### [EXERCISE BRIEF]
Copy out every line in which the string "在合作中共赢" occurs.
>> Start RECORDED DATA
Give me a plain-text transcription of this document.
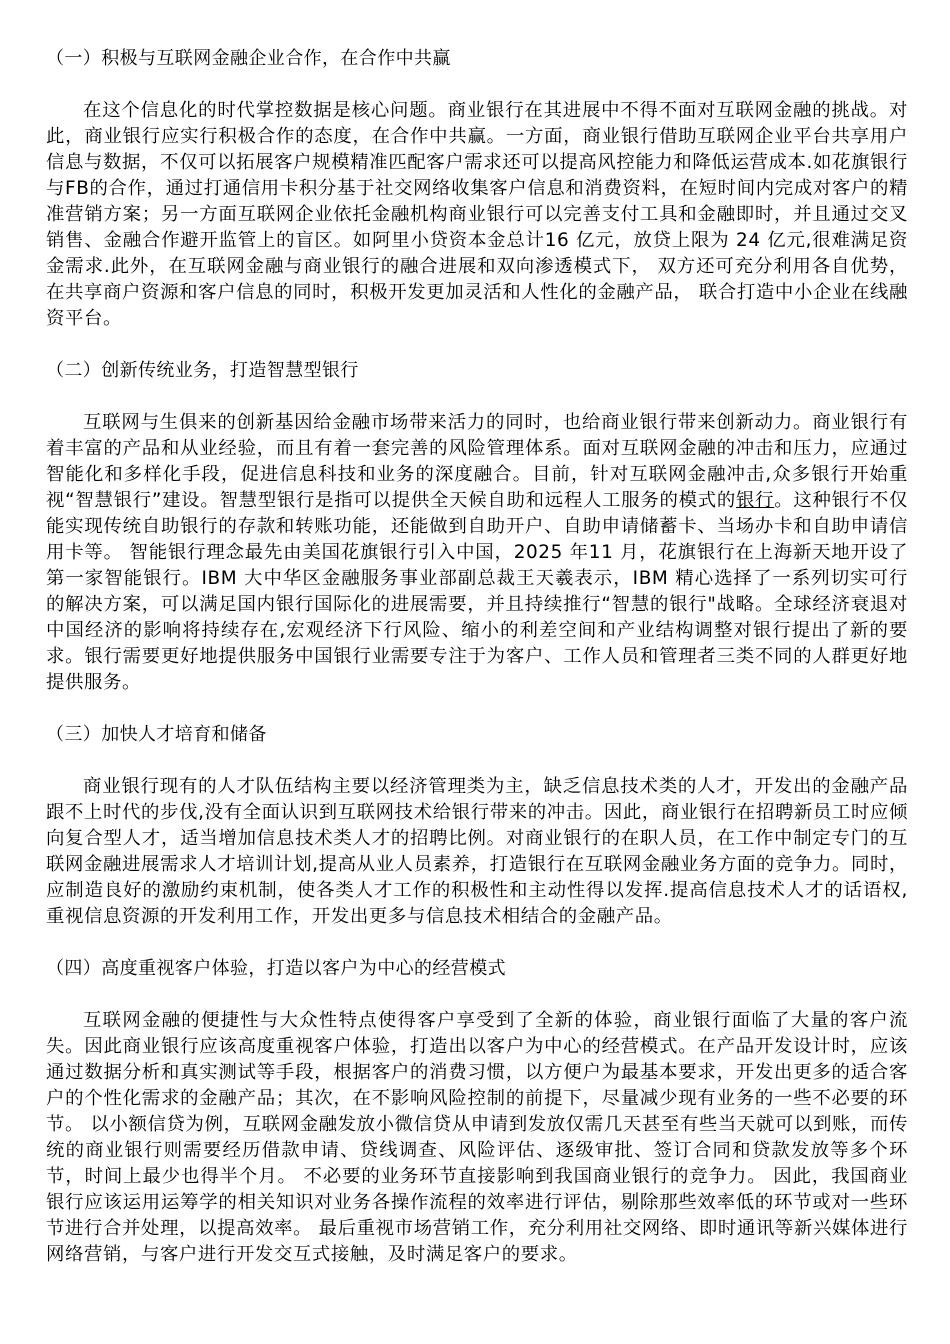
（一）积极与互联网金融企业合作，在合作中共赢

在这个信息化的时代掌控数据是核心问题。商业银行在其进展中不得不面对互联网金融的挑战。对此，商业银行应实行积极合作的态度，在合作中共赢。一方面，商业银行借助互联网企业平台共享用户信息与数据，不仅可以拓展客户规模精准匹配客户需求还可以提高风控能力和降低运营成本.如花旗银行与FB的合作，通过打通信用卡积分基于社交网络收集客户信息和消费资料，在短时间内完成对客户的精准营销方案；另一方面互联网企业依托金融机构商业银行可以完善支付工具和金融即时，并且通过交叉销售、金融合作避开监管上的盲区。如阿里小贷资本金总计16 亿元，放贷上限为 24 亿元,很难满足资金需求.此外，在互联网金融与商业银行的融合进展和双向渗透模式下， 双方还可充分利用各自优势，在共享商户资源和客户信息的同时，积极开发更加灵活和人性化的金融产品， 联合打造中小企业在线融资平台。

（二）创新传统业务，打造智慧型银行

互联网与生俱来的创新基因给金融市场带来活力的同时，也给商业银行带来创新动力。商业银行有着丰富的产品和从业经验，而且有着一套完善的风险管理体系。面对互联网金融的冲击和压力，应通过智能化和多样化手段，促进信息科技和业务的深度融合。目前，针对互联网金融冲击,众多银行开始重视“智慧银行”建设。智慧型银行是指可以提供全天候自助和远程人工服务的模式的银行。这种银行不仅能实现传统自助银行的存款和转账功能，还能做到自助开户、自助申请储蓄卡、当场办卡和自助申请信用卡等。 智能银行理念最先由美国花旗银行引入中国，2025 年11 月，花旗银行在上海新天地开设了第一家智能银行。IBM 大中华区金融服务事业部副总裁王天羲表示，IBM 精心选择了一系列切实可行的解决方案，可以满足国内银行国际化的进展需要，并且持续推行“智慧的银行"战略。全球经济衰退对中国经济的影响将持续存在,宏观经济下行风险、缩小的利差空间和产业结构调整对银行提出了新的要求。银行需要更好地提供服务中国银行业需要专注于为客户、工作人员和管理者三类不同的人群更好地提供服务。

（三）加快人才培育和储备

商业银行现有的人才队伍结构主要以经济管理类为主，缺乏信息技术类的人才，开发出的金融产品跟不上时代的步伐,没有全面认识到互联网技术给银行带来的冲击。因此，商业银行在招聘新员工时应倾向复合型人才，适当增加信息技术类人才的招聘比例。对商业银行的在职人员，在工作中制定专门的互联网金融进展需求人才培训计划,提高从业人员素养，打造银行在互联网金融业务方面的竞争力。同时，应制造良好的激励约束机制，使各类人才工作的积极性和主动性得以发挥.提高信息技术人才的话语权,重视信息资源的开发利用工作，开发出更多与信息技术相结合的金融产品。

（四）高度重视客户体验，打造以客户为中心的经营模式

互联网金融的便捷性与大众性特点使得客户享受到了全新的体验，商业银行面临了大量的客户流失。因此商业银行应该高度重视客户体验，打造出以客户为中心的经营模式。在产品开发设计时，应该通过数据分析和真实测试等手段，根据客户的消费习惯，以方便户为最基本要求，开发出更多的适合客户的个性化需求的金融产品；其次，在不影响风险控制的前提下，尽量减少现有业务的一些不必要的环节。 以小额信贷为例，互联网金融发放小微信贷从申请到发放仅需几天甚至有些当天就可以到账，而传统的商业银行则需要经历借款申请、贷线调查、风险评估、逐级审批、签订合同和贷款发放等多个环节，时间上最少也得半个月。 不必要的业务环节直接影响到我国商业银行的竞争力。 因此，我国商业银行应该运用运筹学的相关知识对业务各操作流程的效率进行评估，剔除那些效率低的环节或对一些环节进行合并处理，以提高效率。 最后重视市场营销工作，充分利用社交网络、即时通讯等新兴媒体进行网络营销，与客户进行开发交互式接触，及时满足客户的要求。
>> End RECORDED DATA
### [COMPLETE ANSWER]
（一）积极与互联网金融企业合作，在合作中共赢
在这个信息化的时代掌控数据是核心问题。商业银行在其进展中不得不面对互联网金融的挑战。对此，商业银行应实行积极合作的态度，在合作中共赢。一方面，商业银行借助互联网企业平台共享用户信息与数据，不仅可以拓展客户规模精准匹配客户需求还可以提高风控能力和降低运营成本.如花旗银行与FB的合作，通过打通信用卡积分基于社交网络收集客户信息和消费资料，在短时间内完成对客户的精准营销方案；另一方面互联网企业依托金融机构商业银行可以完善支付工具和金融即时，并且通过交叉销售、金融合作避开监管上的盲区。如阿里小贷资本金总计16 亿元，放贷上限为 24 亿元,很难满足资金需求.此外，在互联网金融与商业银行的融合进展和双向渗透模式下， 双方还可充分利用各自优势，在共享商户资源和客户信息的同时，积极开发更加灵活和人性化的金融产品， 联合打造中小企业在线融资平台。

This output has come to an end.